## [THE TASK]
Write out the data below exactly as given, without any of its pictures.

## [RECORDS FOR THIS TASK]
#####

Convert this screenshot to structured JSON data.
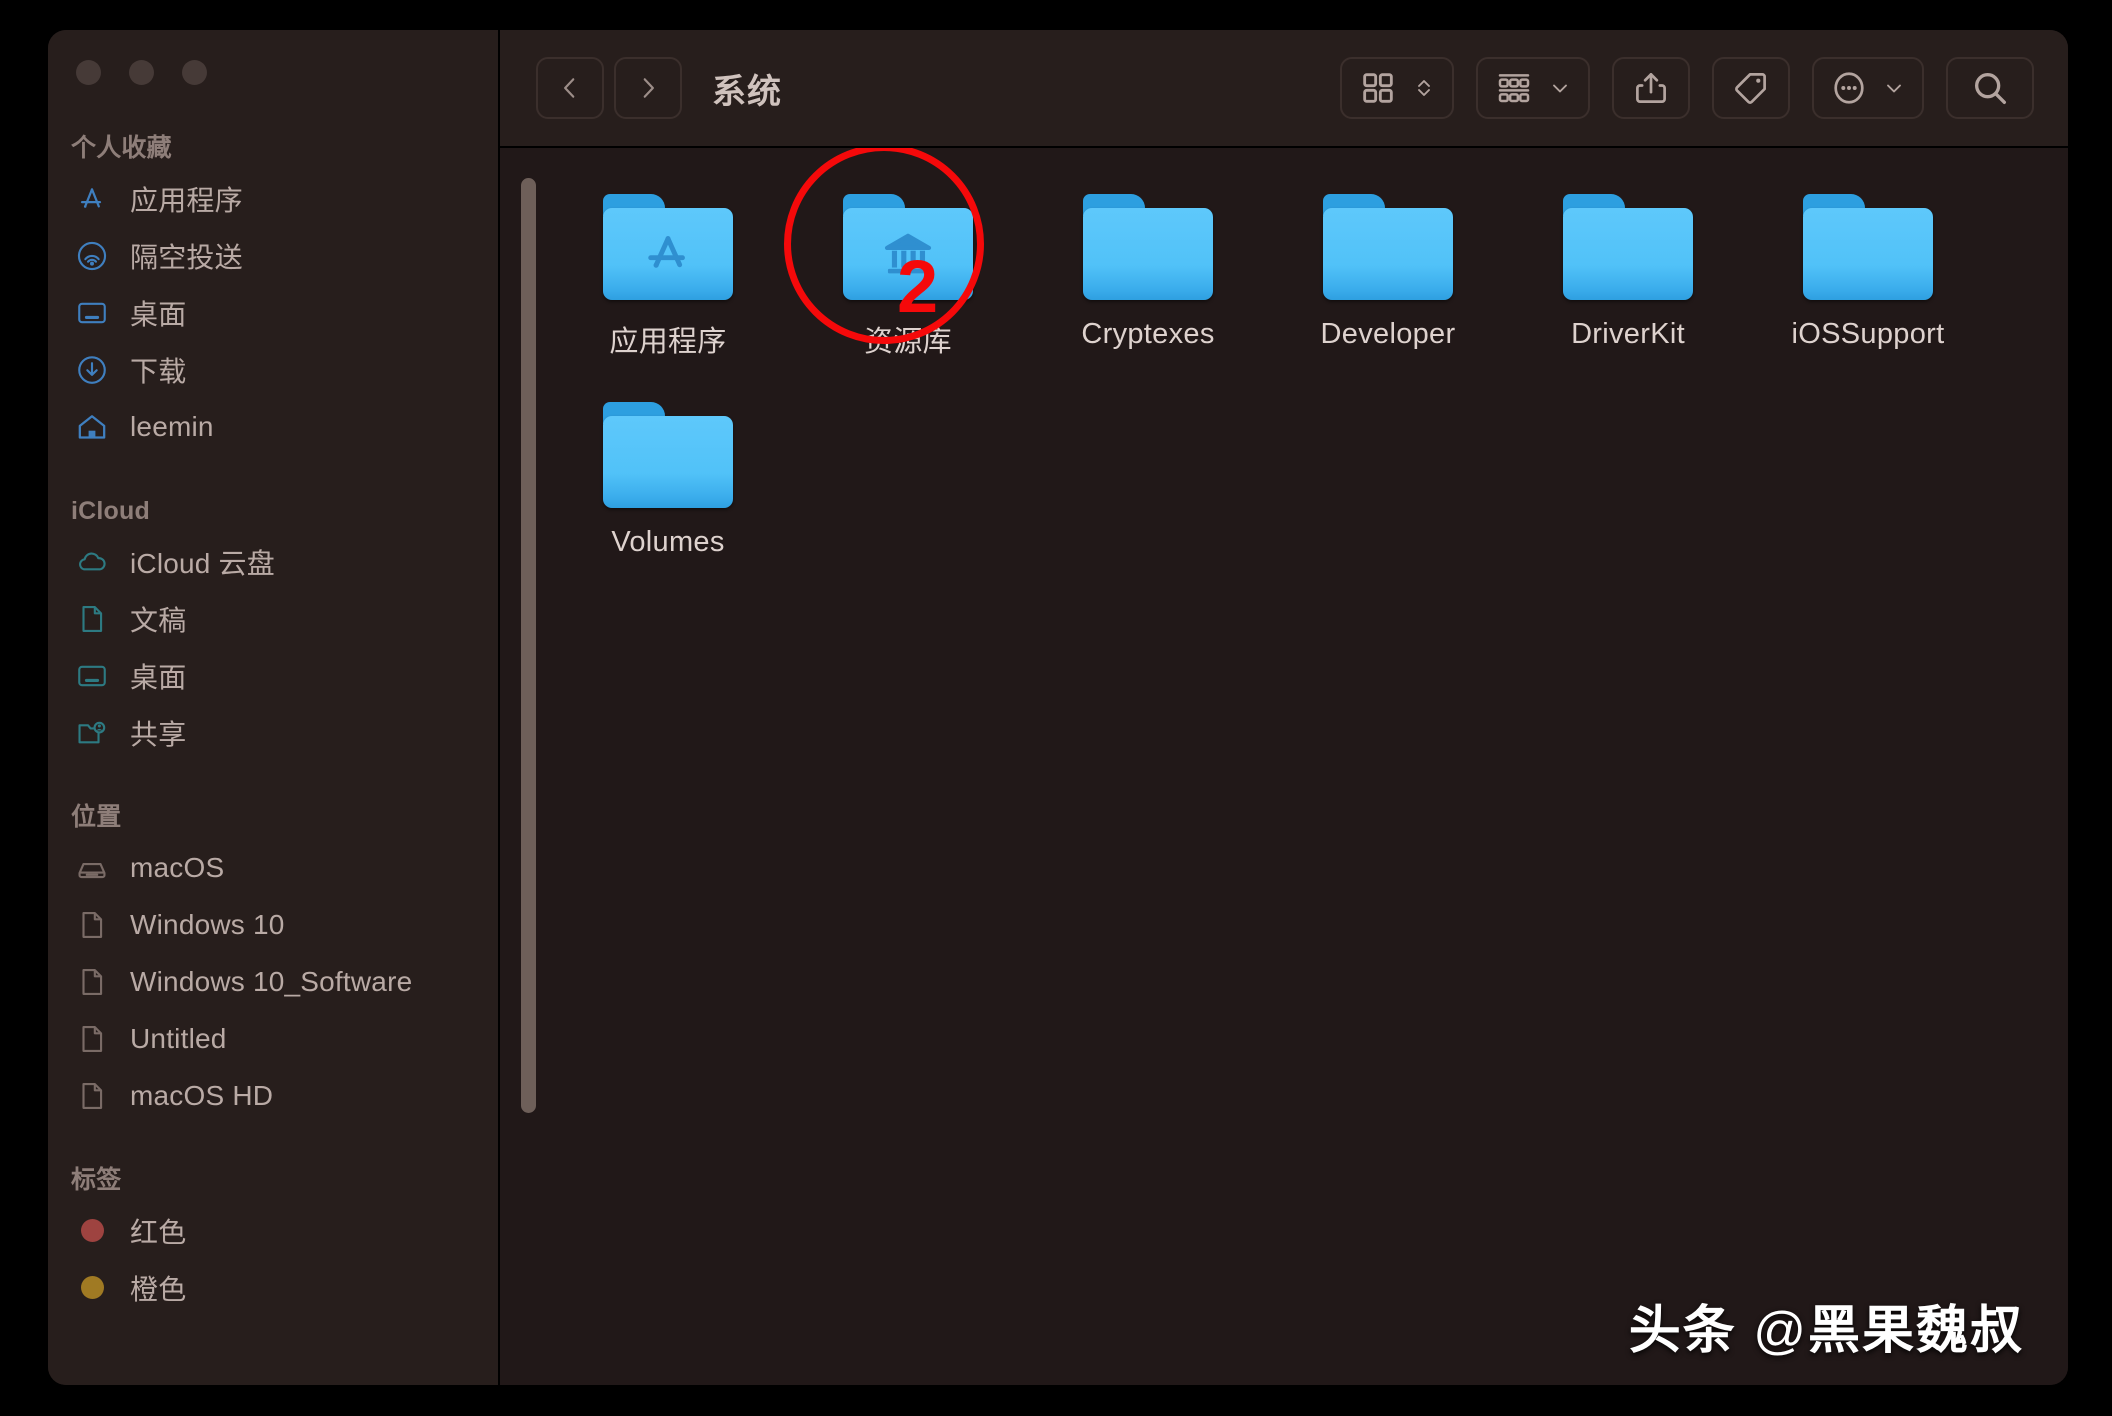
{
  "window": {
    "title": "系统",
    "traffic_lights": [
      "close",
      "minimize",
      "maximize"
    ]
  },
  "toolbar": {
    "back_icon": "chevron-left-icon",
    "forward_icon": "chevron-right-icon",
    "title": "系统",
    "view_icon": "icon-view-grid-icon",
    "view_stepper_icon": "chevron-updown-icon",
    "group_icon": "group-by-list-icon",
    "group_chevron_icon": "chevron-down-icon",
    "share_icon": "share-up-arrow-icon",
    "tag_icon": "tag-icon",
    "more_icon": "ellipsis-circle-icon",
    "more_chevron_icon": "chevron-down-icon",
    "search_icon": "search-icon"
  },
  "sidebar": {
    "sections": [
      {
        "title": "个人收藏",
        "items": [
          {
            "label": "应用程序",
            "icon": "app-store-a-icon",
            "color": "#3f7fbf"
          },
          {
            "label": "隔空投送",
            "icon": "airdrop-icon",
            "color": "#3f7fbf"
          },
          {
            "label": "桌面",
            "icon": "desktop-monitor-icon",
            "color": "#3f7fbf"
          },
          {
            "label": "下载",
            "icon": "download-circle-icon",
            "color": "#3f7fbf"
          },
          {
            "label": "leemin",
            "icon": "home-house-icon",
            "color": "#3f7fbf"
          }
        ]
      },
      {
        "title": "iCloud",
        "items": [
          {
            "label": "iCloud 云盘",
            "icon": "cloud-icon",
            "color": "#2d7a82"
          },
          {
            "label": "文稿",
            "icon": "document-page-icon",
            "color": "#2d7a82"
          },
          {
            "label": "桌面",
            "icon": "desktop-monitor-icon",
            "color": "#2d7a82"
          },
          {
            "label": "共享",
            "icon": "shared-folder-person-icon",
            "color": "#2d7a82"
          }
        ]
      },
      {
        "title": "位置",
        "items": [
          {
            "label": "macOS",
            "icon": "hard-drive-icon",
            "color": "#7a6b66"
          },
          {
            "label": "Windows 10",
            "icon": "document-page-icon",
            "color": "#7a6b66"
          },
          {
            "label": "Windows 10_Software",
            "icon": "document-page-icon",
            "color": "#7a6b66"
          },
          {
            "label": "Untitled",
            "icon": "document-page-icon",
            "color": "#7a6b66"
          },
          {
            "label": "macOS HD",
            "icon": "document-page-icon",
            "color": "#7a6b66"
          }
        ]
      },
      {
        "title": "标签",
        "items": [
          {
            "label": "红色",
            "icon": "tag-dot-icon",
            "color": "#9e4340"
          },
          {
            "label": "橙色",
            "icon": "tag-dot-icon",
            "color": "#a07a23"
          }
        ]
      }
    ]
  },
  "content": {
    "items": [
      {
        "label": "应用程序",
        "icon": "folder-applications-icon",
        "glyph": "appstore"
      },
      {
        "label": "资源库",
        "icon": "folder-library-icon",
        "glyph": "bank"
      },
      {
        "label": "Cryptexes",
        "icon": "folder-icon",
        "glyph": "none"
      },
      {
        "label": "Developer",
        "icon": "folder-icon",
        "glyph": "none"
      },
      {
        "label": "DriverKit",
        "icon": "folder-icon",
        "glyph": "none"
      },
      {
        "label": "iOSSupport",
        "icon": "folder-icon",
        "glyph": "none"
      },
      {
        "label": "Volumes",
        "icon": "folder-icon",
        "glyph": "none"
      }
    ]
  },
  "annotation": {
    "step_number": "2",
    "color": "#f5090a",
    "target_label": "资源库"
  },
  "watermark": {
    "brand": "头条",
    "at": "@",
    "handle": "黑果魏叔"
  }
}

#####

## [ANSWER BELOW]
Convert this screenshot to structured JSON data.
{
  "window": {
    "title": "系统",
    "traffic_lights": [
      "close",
      "minimize",
      "maximize"
    ]
  },
  "toolbar": {
    "back_icon": "chevron-left-icon",
    "forward_icon": "chevron-right-icon",
    "title": "系统",
    "view_icon": "icon-view-grid-icon",
    "view_stepper_icon": "chevron-updown-icon",
    "group_icon": "group-by-list-icon",
    "group_chevron_icon": "chevron-down-icon",
    "share_icon": "share-up-arrow-icon",
    "tag_icon": "tag-icon",
    "more_icon": "ellipsis-circle-icon",
    "more_chevron_icon": "chevron-down-icon",
    "search_icon": "search-icon"
  },
  "sidebar": {
    "sections": [
      {
        "title": "个人收藏",
        "items": [
          {
            "label": "应用程序",
            "icon": "app-store-a-icon",
            "color": "#3f7fbf"
          },
          {
            "label": "隔空投送",
            "icon": "airdrop-icon",
            "color": "#3f7fbf"
          },
          {
            "label": "桌面",
            "icon": "desktop-monitor-icon",
            "color": "#3f7fbf"
          },
          {
            "label": "下载",
            "icon": "download-circle-icon",
            "color": "#3f7fbf"
          },
          {
            "label": "leemin",
            "icon": "home-house-icon",
            "color": "#3f7fbf"
          }
        ]
      },
      {
        "title": "iCloud",
        "items": [
          {
            "label": "iCloud 云盘",
            "icon": "cloud-icon",
            "color": "#2d7a82"
          },
          {
            "label": "文稿",
            "icon": "document-page-icon",
            "color": "#2d7a82"
          },
          {
            "label": "桌面",
            "icon": "desktop-monitor-icon",
            "color": "#2d7a82"
          },
          {
            "label": "共享",
            "icon": "shared-folder-person-icon",
            "color": "#2d7a82"
          }
        ]
      },
      {
        "title": "位置",
        "items": [
          {
            "label": "macOS",
            "icon": "hard-drive-icon",
            "color": "#7a6b66"
          },
          {
            "label": "Windows 10",
            "icon": "document-page-icon",
            "color": "#7a6b66"
          },
          {
            "label": "Windows 10_Software",
            "icon": "document-page-icon",
            "color": "#7a6b66"
          },
          {
            "label": "Untitled",
            "icon": "document-page-icon",
            "color": "#7a6b66"
          },
          {
            "label": "macOS HD",
            "icon": "document-page-icon",
            "color": "#7a6b66"
          }
        ]
      },
      {
        "title": "标签",
        "items": [
          {
            "label": "红色",
            "icon": "tag-dot-icon",
            "color": "#9e4340"
          },
          {
            "label": "橙色",
            "icon": "tag-dot-icon",
            "color": "#a07a23"
          }
        ]
      }
    ]
  },
  "content": {
    "items": [
      {
        "label": "应用程序",
        "icon": "folder-applications-icon",
        "glyph": "appstore"
      },
      {
        "label": "资源库",
        "icon": "folder-library-icon",
        "glyph": "bank"
      },
      {
        "label": "Cryptexes",
        "icon": "folder-icon",
        "glyph": "none"
      },
      {
        "label": "Developer",
        "icon": "folder-icon",
        "glyph": "none"
      },
      {
        "label": "DriverKit",
        "icon": "folder-icon",
        "glyph": "none"
      },
      {
        "label": "iOSSupport",
        "icon": "folder-icon",
        "glyph": "none"
      },
      {
        "label": "Volumes",
        "icon": "folder-icon",
        "glyph": "none"
      }
    ]
  },
  "annotation": {
    "step_number": "2",
    "color": "#f5090a",
    "target_label": "资源库"
  },
  "watermark": {
    "brand": "头条",
    "at": "@",
    "handle": "黑果魏叔"
  }
}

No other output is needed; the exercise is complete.